(Data records)
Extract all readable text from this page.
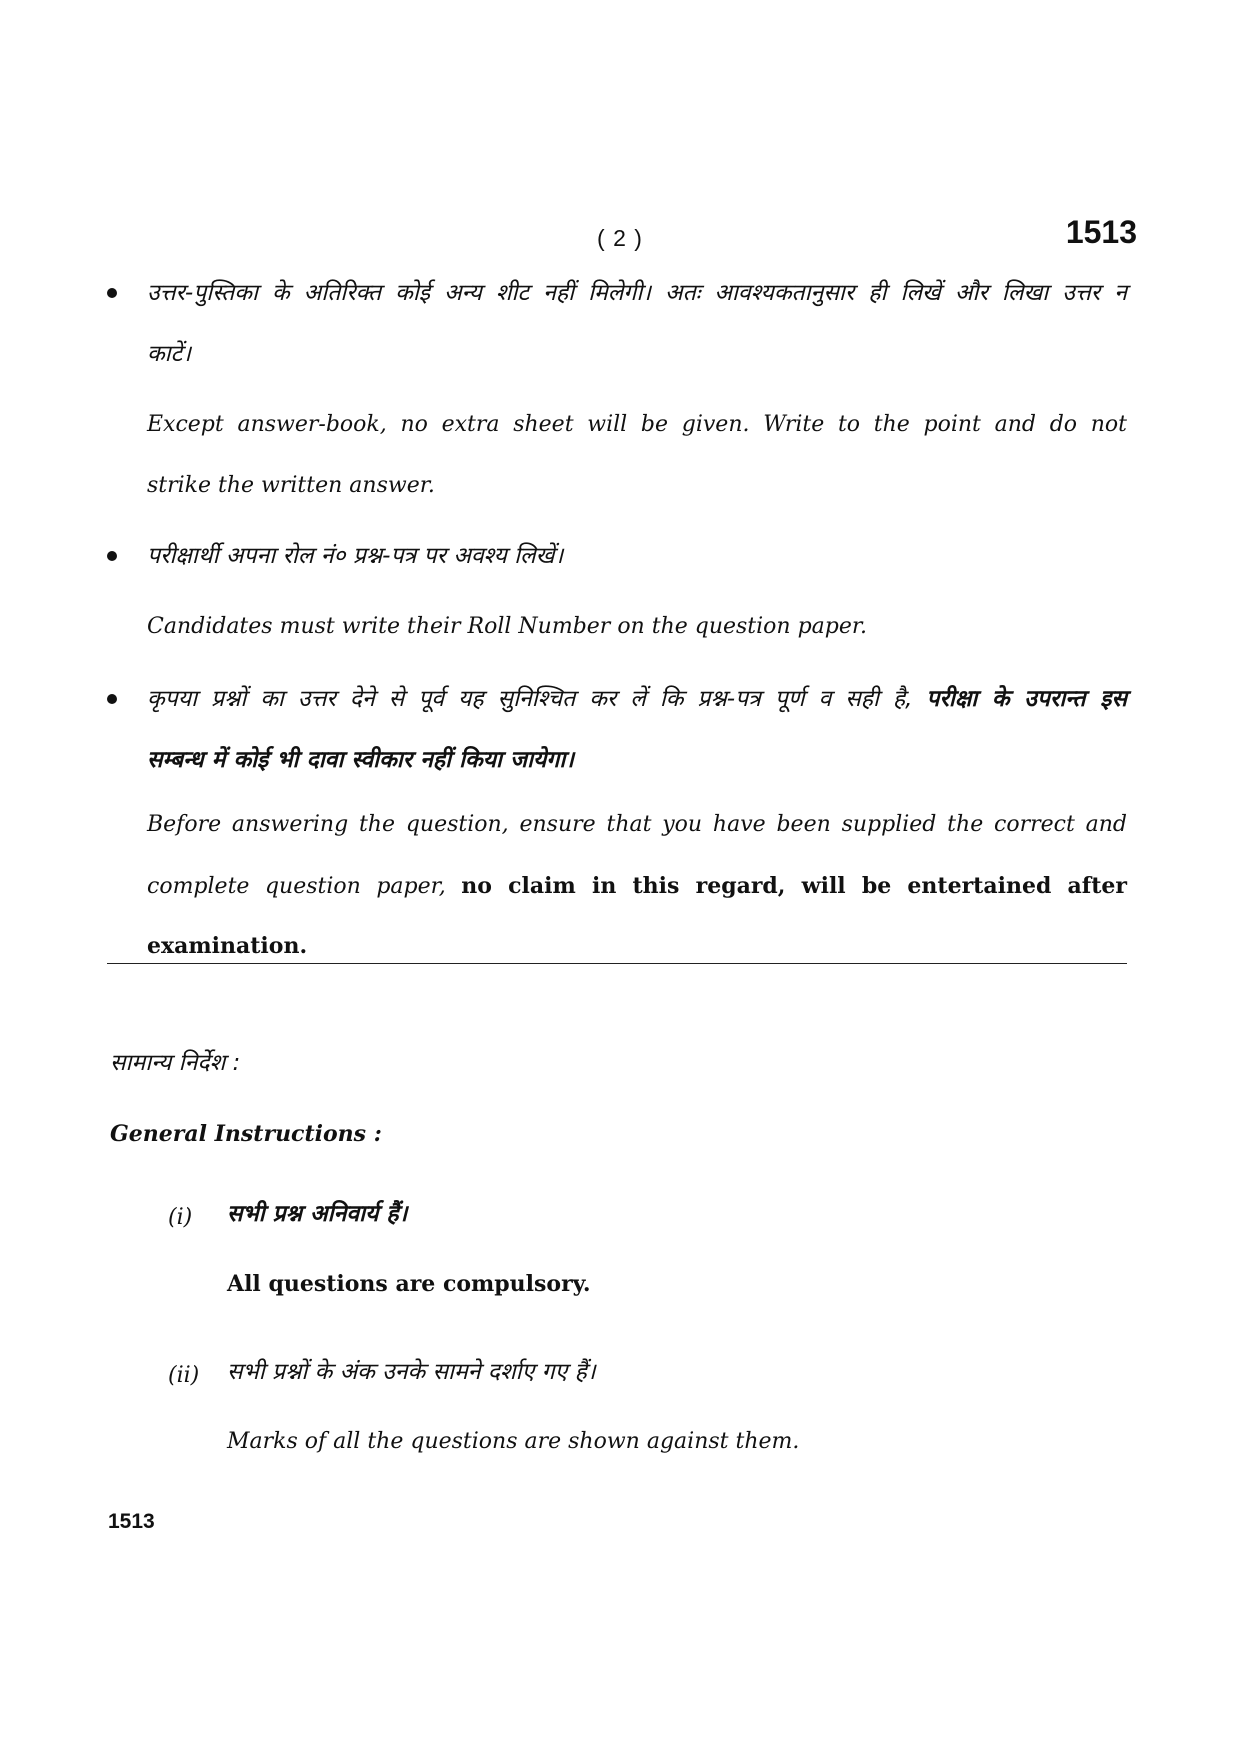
( 2 )	1513
उत्तर-पुस्तिका के अतिरिक्त कोई अन्य शीट नहीं मिलेगी। अतः आवश्यकतानुसार ही लिखें और लिखा उत्तर न
काटें।
Except answer-book, no extra sheet will be given. Write to the point and do not
strike the written answer.
परीक्षार्थी अपना रोल नं० प्रश्न-पत्र पर अवश्य लिखें।
Candidates must write their Roll Number on the question paper.
कृपया प्रश्नों का उत्तर देने से पूर्व यह सुनिश्चित कर लें कि प्रश्न-पत्र पूर्ण व सही है, परीक्षा के उपरान्त इस
सम्बन्ध में कोई भी दावा स्वीकार नहीं किया जायेगा।
Before answering the question, ensure that you have been supplied the correct and
complete question paper, no claim in this regard, will be entertained after
examination.
सामान्य निर्देश :
General Instructions :
(i) सभी प्रश्न अनिवार्य हैं।
All questions are compulsory.
(ii) सभी प्रश्नों के अंक उनके सामने दर्शाए गए हैं।
Marks of all the questions are shown against them.
1513
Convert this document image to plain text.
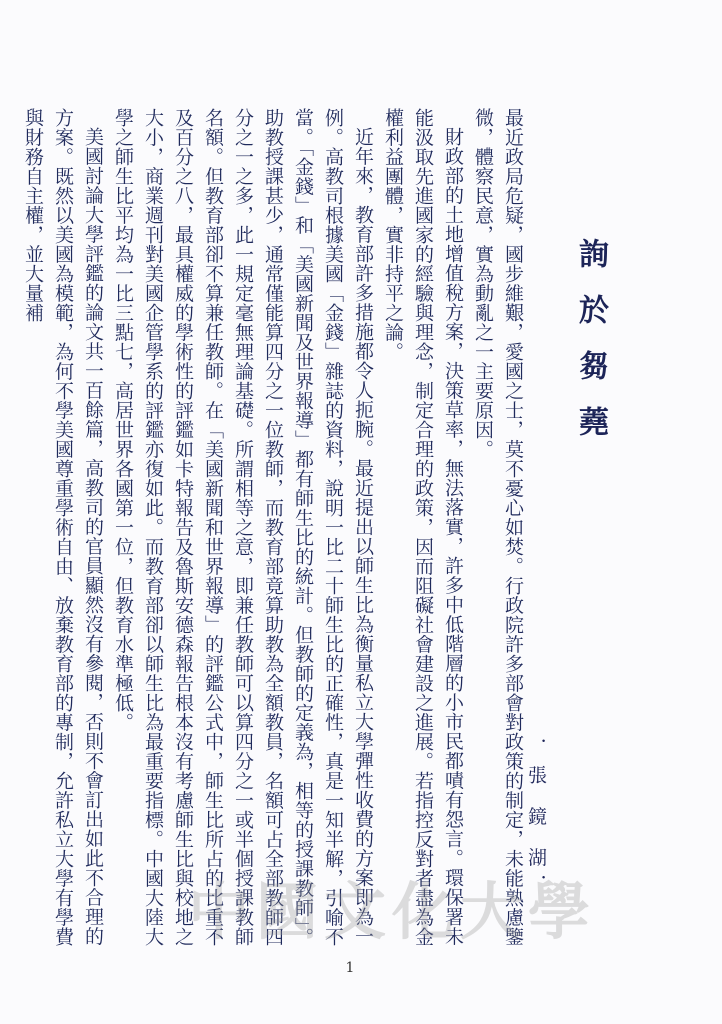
詢於芻蕘
．張 鏡 湖．

最近政局危疑，國步維艱，愛國之士，莫不憂心如焚。行政院許多部會對政策的制定，未能熟慮鑒微，體察民意，實為動亂之一主要原因。

財政部的土地增值稅方案，決策草率，無法落實，許多中低階層的小市民都嘖有怨言。環保署未能汲取先進國家的經驗與理念，制定合理的政策，因而阻礙社會建設之進展。若指控反對者盡為金權利益團體，實非持平之論。

近年來，教育部許多措施都令人扼腕。最近提出以師生比為衡量私立大學彈性收費的方案即為一例。高教司根據美國「金錢」雜誌的資料，說明一比二十師生比的正確性，真是一知半解，引喻不當。「金錢」和「美國新聞及世界報導」都有師生比的統計。但教師的定義為，相等的授課教師」。助教授課甚少，通常僅能算四分之一位教師，而教育部竟算助教為全額教員，名額可占全部教師四分之一之多，此一規定毫無理論基礎。所謂相等之意，即兼任教師可以算四分之一或半個授課教師名額。但教育部卻不算兼任教師。在「美國新聞和世界報導」的評鑑公式中，師生比所占的比重不及百分之八，最具權威的學術性的評鑑如卡特報告及魯斯安德森報告根本沒有考慮師生比與校地之大小，商業週刊對美國企管學系的評鑑亦復如此。而教育部卻以師生比為最重要指標。中國大陸大學之師生比平均為一比三點七，高居世界各國第一位，但教育水準極低。

美國討論大學評鑑的論文共一百餘篇，高教司的官員顯然沒有參閱，否則不會訂出如此不合理的方案。既然以美國為模範，為何不學美國尊重學術自由、放棄教育部的專制，允許私立大學有學費與財務自主權，並大量補

中國文化大學
1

● **SET TASK**:
Find the string "will" in the records, then copy each line where it occurs.

● **EXERCISE SOLUTION**:
Except answer-book, no extra sheet will be given. Write to the point and do not
complete question paper, no claim in this regard, will be entertained after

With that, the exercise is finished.